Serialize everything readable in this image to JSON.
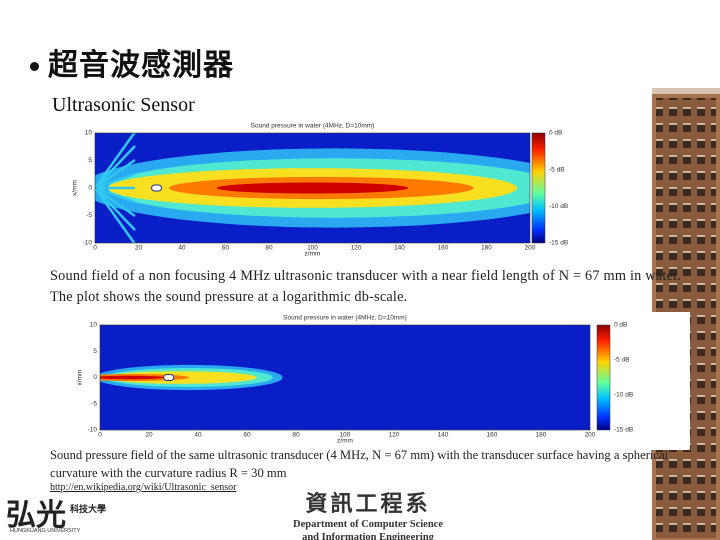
{
  "title": "超音波感測器",
  "subtitle": "Ultrasonic Sensor",
  "figures": [
    {
      "plot_title": "Sound pressure in water (4MHz, D=10mm)",
      "x_label": "z/mm",
      "y_label": "x/mm",
      "x_ticks": [
        0,
        20,
        40,
        60,
        80,
        100,
        120,
        140,
        160,
        180,
        200
      ],
      "y_ticks": [
        10,
        5,
        0,
        -5,
        -10
      ],
      "colorbar_ticks": [
        "0 dB",
        "-5 dB",
        "-10 dB",
        "-15 dB"
      ],
      "caption": "Sound field of a non focusing 4 MHz ultrasonic transducer with a near field length of N = 67 mm in water. The plot shows the sound pressure at a logarithmic db-scale."
    },
    {
      "plot_title": "Sound pressure in water (4MHz, D=10mm)",
      "x_label": "z/mm",
      "y_label": "x/mm",
      "x_ticks": [
        0,
        20,
        40,
        60,
        80,
        100,
        120,
        140,
        160,
        180,
        200
      ],
      "y_ticks": [
        10,
        5,
        0,
        -5,
        -10
      ],
      "colorbar_ticks": [
        "0 dB",
        "-5 dB",
        "-10 dB",
        "-15 dB"
      ],
      "caption": "Sound pressure field of the same ultrasonic transducer (4 MHz, N = 67 mm) with the transducer surface having a spherical curvature with the curvature radius R = 30 mm"
    }
  ],
  "source_link": "http://en.wikipedia.org/wiki/Ultrasonic_sensor",
  "logo": {
    "name": "弘光",
    "sub": "科技大學",
    "english": "HUNGKUANG UNIVERSITY"
  },
  "department": {
    "name": "資訊工程系",
    "english_1": "Department of Computer Science",
    "english_2": "and Information Engineering"
  }
}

_ _ _ _ _ _ _

Give back the entries verbatim. Do not include any picture.

Serialize everything readable in this image to JSON.
{
  "title": "超音波感測器",
  "subtitle": "Ultrasonic Sensor",
  "figures": [
    {
      "plot_title": "Sound pressure in water (4MHz, D=10mm)",
      "x_label": "z/mm",
      "y_label": "x/mm",
      "x_ticks": [
        0,
        20,
        40,
        60,
        80,
        100,
        120,
        140,
        160,
        180,
        200
      ],
      "y_ticks": [
        10,
        5,
        0,
        -5,
        -10
      ],
      "colorbar_ticks": [
        "0 dB",
        "-5 dB",
        "-10 dB",
        "-15 dB"
      ],
      "caption": "Sound field of a non focusing 4 MHz ultrasonic transducer with a near field length of N = 67 mm in water. The plot shows the sound pressure at a logarithmic db-scale."
    },
    {
      "plot_title": "Sound pressure in water (4MHz, D=10mm)",
      "x_label": "z/mm",
      "y_label": "x/mm",
      "x_ticks": [
        0,
        20,
        40,
        60,
        80,
        100,
        120,
        140,
        160,
        180,
        200
      ],
      "y_ticks": [
        10,
        5,
        0,
        -5,
        -10
      ],
      "colorbar_ticks": [
        "0 dB",
        "-5 dB",
        "-10 dB",
        "-15 dB"
      ],
      "caption": "Sound pressure field of the same ultrasonic transducer (4 MHz, N = 67 mm) with the transducer surface having a spherical curvature with the curvature radius R = 30 mm"
    }
  ],
  "source_link": "http://en.wikipedia.org/wiki/Ultrasonic_sensor",
  "logo": {
    "name": "弘光",
    "sub": "科技大學",
    "english": "HUNGKUANG UNIVERSITY"
  },
  "department": {
    "name": "資訊工程系",
    "english_1": "Department of Computer Science",
    "english_2": "and Information Engineering"
  }
}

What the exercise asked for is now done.